(Beginning of Selected passage)

New defaults split AI bot traffic into Search, Agent, and Training — and pull mixed-use crawlers like Googlebot off ad-monetized pages unless operators separate them by Sept. 15.

Cloudflare gave AI crawler operators a 10-week deadline on Wednesday to split their bots into three declared categories or lose access to ad-monetized pages across roughly 20% of the web. The new defaults take effect September 15, 2026, and apply to every new domain, every new site added by existing customers, and every free-tier account that hasn’t opted out.

The taxonomy is the whole story. Cloudflare now classifies crawlers as Search, Agent, or Training, and it’ll apply the most restrictive rule any operator hasn’t distinguished away. Googlebot, Applebot, and BingBot are the obvious casualties: they bundle traditional search indexing with AI training in a single user agent, and unless their owners separate them, they get treated as Training and blocked from monetized pages.

The data behind the policy comes from Cloudflare’s one-year bot report. AI training crawls climbed from 22% of crawler requests in spring 2025 to 52% by June 2026. Mixed-use crawlers now account for over 36% of activity. Cloudflare argues this bundling has handed Google “about 2X more information than leading AI companies,” a competitive asymmetry the company frames as structural rather than incidental. Google’s counter, that Google-Extended lets publishers opt out of Gemini and Vertex training, doesn’t cover AI Overviews or AI Mode, which is precisely why Cloudflare isn’t treating it as a resolution.

Alongside the block, Cloudflare upgraded its 2025 Pay Per Crawl product into Pay Per Use, a value-based billing layer with Ceramic.ai and You.com as launch partners. The pitch leans on another internal number: over 50% of AI-crawler traffic re-fetches pages that haven’t changed.

“Now that the majority of traffic on the Internet is non-human, we must go further and act faster,” said CEO Matthew Prince.

The move echoes the 2003 CAN-SPAM moment, when infrastructure providers, not legislators, drew the operational line on what commercial traffic the network would carry. The agentic web is getting the same treatment, from the same layer.

(End of Selected passage)
(Beginning of Records shown)

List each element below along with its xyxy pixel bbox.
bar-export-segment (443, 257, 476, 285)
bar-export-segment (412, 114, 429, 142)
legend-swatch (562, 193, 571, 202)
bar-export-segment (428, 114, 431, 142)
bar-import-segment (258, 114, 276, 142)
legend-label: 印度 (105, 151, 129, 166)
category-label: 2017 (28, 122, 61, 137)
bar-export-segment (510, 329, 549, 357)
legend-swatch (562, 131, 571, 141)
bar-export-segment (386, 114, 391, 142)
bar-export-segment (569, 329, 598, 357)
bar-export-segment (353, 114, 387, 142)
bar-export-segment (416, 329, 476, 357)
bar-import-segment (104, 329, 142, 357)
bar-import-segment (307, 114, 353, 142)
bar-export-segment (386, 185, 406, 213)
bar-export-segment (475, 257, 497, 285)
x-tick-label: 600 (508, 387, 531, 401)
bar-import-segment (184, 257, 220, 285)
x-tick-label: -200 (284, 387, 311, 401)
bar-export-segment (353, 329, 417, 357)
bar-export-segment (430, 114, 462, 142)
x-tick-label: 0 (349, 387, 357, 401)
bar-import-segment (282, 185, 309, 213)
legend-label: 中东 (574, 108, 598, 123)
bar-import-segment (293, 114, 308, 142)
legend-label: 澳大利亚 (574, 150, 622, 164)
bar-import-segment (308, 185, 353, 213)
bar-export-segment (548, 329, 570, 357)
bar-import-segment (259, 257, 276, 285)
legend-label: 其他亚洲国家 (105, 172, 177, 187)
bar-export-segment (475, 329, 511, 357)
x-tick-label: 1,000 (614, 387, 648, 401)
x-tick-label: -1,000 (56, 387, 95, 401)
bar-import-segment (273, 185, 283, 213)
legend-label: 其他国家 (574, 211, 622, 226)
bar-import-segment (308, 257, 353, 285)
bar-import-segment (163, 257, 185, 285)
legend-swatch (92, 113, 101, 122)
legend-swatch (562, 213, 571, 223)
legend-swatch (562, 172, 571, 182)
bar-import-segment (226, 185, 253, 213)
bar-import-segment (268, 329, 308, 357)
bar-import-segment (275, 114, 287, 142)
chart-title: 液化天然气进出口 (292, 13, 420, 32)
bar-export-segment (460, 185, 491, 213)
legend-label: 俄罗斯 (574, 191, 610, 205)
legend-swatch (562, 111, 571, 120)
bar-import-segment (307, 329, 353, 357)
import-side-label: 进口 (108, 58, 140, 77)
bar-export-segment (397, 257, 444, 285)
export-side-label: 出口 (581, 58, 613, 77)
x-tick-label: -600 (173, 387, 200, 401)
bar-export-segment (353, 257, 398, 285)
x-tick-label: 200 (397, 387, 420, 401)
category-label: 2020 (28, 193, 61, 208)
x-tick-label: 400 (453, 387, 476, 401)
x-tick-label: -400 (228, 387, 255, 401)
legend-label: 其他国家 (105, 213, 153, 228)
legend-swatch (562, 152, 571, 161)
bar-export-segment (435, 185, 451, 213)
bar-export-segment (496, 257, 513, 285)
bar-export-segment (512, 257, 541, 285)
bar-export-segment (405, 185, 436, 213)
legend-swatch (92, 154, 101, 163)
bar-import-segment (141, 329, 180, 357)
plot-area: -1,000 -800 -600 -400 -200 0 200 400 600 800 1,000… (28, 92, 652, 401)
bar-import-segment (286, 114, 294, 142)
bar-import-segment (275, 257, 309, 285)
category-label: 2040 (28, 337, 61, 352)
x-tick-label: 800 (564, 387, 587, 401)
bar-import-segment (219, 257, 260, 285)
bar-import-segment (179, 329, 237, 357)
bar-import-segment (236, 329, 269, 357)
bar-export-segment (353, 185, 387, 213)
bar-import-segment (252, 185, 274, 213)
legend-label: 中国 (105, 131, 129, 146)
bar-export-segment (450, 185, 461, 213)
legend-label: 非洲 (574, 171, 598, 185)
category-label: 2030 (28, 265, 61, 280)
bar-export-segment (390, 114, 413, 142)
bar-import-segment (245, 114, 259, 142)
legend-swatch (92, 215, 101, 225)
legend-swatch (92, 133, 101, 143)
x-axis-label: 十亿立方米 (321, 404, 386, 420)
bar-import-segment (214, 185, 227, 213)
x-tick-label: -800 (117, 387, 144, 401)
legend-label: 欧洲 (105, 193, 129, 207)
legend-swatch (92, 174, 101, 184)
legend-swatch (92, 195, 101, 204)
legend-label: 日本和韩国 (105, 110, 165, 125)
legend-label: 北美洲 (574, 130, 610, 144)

(End of Records shown)

→ Problem 1:
According to the article on Cloudflare's crawler policy, on what date do the new defaults take effect?
→ Problem 2:
Using the article on Cloudflare's crawler policy, explain why Googlebot, Applebot, and BingBot stand to be blocked from ad-monetized pages.

→ Expected output 1:
September 15, 2026.

→ Expected output 2:
These crawlers bundle traditional search indexing with AI training in a single user agent. Because Cloudflare applies the most restrictive rule to any use an operator hasn't distinguished away, they are treated as Training and blocked from monetized pages unless their owners separate them.